Report, word for word, every line of the material that contains "image".

Stored data entries:
>> START

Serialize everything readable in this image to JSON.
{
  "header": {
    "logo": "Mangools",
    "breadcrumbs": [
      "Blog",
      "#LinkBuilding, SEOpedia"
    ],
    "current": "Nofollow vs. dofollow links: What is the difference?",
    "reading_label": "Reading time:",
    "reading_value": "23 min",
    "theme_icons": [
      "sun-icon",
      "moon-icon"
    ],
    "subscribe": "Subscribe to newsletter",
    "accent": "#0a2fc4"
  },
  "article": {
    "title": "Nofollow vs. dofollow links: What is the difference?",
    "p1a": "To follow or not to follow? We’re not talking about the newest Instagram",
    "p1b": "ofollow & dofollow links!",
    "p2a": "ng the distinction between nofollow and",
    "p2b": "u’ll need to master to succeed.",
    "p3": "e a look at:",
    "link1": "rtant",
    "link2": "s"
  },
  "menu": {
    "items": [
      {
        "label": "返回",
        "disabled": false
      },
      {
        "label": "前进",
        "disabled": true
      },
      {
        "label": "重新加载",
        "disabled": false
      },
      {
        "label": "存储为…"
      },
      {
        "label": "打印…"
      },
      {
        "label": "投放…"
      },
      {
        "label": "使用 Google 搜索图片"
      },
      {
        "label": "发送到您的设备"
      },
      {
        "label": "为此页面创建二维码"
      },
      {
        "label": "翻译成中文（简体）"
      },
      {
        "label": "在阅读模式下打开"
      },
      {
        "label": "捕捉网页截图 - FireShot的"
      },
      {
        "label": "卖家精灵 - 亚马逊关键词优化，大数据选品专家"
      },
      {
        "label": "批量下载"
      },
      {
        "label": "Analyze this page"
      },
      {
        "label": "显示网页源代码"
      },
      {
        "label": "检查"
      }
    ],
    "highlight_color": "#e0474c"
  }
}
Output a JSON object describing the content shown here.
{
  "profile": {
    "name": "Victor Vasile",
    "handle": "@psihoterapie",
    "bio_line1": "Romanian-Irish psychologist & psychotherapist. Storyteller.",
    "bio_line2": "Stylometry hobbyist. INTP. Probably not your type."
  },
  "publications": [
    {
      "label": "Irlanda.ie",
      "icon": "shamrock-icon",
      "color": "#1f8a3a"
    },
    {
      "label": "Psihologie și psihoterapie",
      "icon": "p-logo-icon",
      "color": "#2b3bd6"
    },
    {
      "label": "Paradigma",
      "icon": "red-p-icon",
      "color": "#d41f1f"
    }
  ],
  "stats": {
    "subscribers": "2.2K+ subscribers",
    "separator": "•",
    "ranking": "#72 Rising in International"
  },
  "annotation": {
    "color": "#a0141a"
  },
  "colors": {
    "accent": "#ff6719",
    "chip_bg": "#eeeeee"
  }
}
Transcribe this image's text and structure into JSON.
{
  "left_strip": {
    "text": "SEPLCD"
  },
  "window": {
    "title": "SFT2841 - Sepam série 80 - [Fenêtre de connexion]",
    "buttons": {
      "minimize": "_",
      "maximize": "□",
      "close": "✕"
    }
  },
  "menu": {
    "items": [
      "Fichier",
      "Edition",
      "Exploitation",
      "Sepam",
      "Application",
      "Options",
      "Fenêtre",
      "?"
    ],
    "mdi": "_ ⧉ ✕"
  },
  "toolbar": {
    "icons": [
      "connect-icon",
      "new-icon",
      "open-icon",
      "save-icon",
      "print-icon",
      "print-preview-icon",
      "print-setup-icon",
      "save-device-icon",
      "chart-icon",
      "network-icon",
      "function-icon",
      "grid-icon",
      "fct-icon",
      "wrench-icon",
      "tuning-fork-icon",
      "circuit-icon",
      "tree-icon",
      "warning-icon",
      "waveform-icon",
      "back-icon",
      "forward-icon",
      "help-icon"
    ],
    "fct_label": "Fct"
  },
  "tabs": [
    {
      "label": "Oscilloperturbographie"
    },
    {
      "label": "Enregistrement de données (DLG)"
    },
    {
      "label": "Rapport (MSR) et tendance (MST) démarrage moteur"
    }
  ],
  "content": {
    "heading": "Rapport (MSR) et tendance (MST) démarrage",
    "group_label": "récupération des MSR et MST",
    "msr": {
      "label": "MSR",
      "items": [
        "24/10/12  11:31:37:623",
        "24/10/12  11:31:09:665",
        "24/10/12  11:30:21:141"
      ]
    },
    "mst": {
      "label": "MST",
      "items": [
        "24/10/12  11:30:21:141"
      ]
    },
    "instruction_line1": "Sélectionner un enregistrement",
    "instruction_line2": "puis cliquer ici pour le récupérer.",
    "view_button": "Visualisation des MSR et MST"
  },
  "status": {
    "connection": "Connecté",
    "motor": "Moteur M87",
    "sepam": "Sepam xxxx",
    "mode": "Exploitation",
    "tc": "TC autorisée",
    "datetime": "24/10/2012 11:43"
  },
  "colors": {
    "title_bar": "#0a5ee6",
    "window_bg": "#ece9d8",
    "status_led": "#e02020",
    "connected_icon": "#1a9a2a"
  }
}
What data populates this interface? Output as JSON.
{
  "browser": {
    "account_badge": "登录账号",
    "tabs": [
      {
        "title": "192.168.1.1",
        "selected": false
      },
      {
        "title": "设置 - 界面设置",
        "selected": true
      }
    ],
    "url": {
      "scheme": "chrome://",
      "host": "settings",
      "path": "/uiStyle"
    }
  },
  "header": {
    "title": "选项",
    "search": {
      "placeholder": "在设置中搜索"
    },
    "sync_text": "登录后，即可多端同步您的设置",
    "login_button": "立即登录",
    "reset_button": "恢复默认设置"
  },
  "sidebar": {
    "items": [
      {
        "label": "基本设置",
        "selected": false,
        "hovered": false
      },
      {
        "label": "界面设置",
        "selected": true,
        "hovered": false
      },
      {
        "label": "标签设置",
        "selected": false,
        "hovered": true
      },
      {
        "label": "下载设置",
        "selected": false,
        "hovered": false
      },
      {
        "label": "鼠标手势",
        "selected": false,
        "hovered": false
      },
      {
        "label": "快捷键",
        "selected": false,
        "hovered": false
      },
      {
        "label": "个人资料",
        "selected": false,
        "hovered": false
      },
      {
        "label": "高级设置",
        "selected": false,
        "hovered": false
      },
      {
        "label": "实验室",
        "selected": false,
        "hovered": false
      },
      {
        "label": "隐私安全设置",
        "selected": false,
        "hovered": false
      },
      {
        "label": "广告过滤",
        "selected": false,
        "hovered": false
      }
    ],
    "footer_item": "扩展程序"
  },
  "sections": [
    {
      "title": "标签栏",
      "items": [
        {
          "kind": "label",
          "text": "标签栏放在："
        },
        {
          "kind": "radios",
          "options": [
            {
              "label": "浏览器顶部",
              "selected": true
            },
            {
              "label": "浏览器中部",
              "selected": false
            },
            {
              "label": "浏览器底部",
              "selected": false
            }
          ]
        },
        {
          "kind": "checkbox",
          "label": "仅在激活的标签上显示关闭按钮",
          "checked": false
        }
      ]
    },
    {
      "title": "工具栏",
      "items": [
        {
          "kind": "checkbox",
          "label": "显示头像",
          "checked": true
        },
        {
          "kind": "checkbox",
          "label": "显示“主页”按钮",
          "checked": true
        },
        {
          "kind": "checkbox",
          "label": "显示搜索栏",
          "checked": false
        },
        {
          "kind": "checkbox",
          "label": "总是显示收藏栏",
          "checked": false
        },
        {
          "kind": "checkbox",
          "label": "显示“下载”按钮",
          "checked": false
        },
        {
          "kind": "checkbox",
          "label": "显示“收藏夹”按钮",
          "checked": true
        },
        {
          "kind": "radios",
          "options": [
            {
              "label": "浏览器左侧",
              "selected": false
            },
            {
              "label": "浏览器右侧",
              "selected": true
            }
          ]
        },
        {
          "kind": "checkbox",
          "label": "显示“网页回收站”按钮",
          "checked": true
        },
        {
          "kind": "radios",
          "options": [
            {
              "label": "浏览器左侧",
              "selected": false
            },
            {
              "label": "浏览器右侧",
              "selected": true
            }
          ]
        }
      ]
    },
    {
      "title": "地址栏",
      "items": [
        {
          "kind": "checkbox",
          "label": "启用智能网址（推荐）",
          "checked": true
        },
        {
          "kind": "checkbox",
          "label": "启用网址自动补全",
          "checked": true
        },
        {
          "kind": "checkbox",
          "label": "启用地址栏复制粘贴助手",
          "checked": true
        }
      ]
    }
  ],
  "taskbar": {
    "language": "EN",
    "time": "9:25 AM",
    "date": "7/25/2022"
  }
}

>> END

◆ Problem solution:
Serialize everything readable in this image to JSON.
Transcribe this image's text and structure into JSON.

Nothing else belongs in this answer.